El director general de Defensa Civil, David García, reveló a Diario Textual que en la temporada de incendios que finalizó el 31 de marzo se quemaron en La Pampa 207.147,1 hectáreas y hubo 193 focos. La cifra de cantidad de hectáreas afectadas se ubica por debajo del promedio de 2016 a la fecha, que es de 308.660,72 hectáreas y 108,5 focos. “Notamos un cambio en el productor respecto a las picadas, pero hay que insistir y fortalecer en la prevención”, dijo García.

La temporada de alto riesgo de incendios en La Pampa se extiende entre el 1° de noviembre hasta el 31 de marzo.
A principios de este año la provincia atravesó condiciones de riesgo extremo, acumulando incendios significativos hacia febrero.
El combate de los focos estuvo a cargo de Defensa Civil y bomberos. El Gobierno provincial, a través de la Dirección Provincial de Vialidad, trabajó fuertemente en las tareas de prevención. Mantuvo una extensión de 3.500 kilómetros de picadas cortafuegos para evitar los incendios forestales, la propagación a áreas más extensas y la apertura de espacios para el acceso de brigadistas y bomberos voluntarios en caso de focos ígneos.
Estos 3.500 kilómetros de picadas cortafuego tienen un ancho de 25 metros y se ubican estratégicamente en las regiones de la provincia con mayor incidencia de incendio forestales como caldenales y regiones de montes.

COMPLETA LO SIGUIENTE |
1. Según el texto sobre los incendios en La Pampa, ¿cuántos focos hubo en la temporada que finalizó el 31 de marzo?
2. Indica si cada afirmación concuerda con el texto sobre los incendios en La Pampa y cita las palabras que lo deciden.
(a) La temporada de alto riesgo de incendios va del 1° de noviembre al 31 de marzo.
(b) Las picadas cortafuego miden 50 metros de ancho.
(c) Las hectáreas quemadas en la última temporada superan el promedio desde 2016.
3. Retoma el texto sobre los incendios en La Pampa y continúalo a partir de su última oración.

DATOS DISPONIBLES |
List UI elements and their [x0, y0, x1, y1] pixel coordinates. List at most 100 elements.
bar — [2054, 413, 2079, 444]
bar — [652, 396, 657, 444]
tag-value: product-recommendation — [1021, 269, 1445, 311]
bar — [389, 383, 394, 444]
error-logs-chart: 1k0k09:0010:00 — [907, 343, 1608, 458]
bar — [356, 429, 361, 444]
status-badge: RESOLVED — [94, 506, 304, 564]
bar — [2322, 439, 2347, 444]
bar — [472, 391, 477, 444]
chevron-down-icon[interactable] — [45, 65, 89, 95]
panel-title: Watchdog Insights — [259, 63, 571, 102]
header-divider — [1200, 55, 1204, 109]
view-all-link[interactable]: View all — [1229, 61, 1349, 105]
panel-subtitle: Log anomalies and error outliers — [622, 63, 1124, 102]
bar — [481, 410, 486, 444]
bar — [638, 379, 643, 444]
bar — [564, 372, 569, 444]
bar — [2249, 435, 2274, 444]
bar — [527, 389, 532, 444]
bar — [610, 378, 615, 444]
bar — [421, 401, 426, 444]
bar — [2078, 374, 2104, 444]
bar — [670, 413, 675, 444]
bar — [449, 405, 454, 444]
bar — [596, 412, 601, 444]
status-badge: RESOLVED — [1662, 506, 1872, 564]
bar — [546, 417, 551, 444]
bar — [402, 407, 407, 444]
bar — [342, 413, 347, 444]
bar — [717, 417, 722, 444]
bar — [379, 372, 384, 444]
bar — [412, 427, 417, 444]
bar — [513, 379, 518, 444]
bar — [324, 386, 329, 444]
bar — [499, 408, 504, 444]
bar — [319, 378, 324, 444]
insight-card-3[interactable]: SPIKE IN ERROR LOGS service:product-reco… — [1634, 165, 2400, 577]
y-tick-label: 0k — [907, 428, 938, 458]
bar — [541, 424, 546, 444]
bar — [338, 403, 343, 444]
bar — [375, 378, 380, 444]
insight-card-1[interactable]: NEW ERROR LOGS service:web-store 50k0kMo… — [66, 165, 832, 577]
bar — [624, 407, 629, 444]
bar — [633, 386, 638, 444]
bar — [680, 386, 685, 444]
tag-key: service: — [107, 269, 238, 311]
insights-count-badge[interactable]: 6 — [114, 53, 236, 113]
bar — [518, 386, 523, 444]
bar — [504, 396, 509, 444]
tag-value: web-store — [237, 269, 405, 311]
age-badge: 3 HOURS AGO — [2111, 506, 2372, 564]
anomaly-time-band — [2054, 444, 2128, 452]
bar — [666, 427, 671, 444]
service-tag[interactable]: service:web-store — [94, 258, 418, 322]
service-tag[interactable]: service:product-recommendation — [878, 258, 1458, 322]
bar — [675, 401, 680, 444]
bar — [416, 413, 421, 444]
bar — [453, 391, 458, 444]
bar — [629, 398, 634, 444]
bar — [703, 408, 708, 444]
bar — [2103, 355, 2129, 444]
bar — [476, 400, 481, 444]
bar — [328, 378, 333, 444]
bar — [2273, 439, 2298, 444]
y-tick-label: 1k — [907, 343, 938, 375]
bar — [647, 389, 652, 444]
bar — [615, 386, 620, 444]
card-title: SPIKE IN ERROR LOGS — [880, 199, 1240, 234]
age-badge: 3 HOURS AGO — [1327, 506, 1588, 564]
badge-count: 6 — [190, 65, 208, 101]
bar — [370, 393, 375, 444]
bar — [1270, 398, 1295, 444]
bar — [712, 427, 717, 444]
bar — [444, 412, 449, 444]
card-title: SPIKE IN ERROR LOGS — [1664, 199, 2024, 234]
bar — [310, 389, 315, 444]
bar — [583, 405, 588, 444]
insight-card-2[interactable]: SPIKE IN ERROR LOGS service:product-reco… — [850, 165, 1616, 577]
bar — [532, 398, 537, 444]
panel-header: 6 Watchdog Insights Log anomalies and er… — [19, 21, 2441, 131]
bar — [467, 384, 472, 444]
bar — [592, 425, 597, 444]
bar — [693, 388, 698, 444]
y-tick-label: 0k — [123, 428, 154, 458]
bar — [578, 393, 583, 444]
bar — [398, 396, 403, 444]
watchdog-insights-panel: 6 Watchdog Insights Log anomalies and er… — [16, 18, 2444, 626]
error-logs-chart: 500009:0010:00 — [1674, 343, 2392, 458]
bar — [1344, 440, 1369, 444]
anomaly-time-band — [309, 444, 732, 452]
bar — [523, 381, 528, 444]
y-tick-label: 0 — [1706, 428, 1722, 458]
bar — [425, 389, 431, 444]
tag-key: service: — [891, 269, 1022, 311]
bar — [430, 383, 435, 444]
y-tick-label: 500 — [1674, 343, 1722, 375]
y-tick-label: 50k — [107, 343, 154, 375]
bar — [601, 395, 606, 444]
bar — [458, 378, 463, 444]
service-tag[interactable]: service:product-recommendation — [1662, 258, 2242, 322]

RESPUESTAS |
1. Hubo 193 focos.

2.
(a) Sí: «se extiende entre el 1° de noviembre hasta el 31 de marzo».
(b) No: «tienen un ancho de 25 metros».
(c) No: «se ubica por debajo del promedio de 2016 a la fecha».

3.
Simultáneamente se realizaron capacitaciones regionales para fortalecer el sistema de emergencias provincial. Se convocaron a comisiones directivas y jefaturas de cuerpos activos de más de 30 cuarteles de las zonas norte y centro sur con especial énfasis en la prevención y abordaje de incendios forestales.
En esos encuentros se trabajó sobre ejes centrales vinculados a la modernización del servicio y la mejora en la capacidad de respuesta. Entre los principales contenidos se abordaron la metodología de intervención en incendios forestales, la comunicación entre brigadas, la incorporación de herramientas tecnológicas para el monitoreo satelital de focos activos y la lectura de mapas físicos y digitales.
Asimismo, se avanzó en la aplicación de criterios de meteorología operativa y en la elaboración de informes técnicos, junto con un proceso de revisión de las jurisdicciones de cada cuartel, orientado a garantizar una cobertura más eficiente y una mejor distribución de los recursos ante situaciones de emergencia.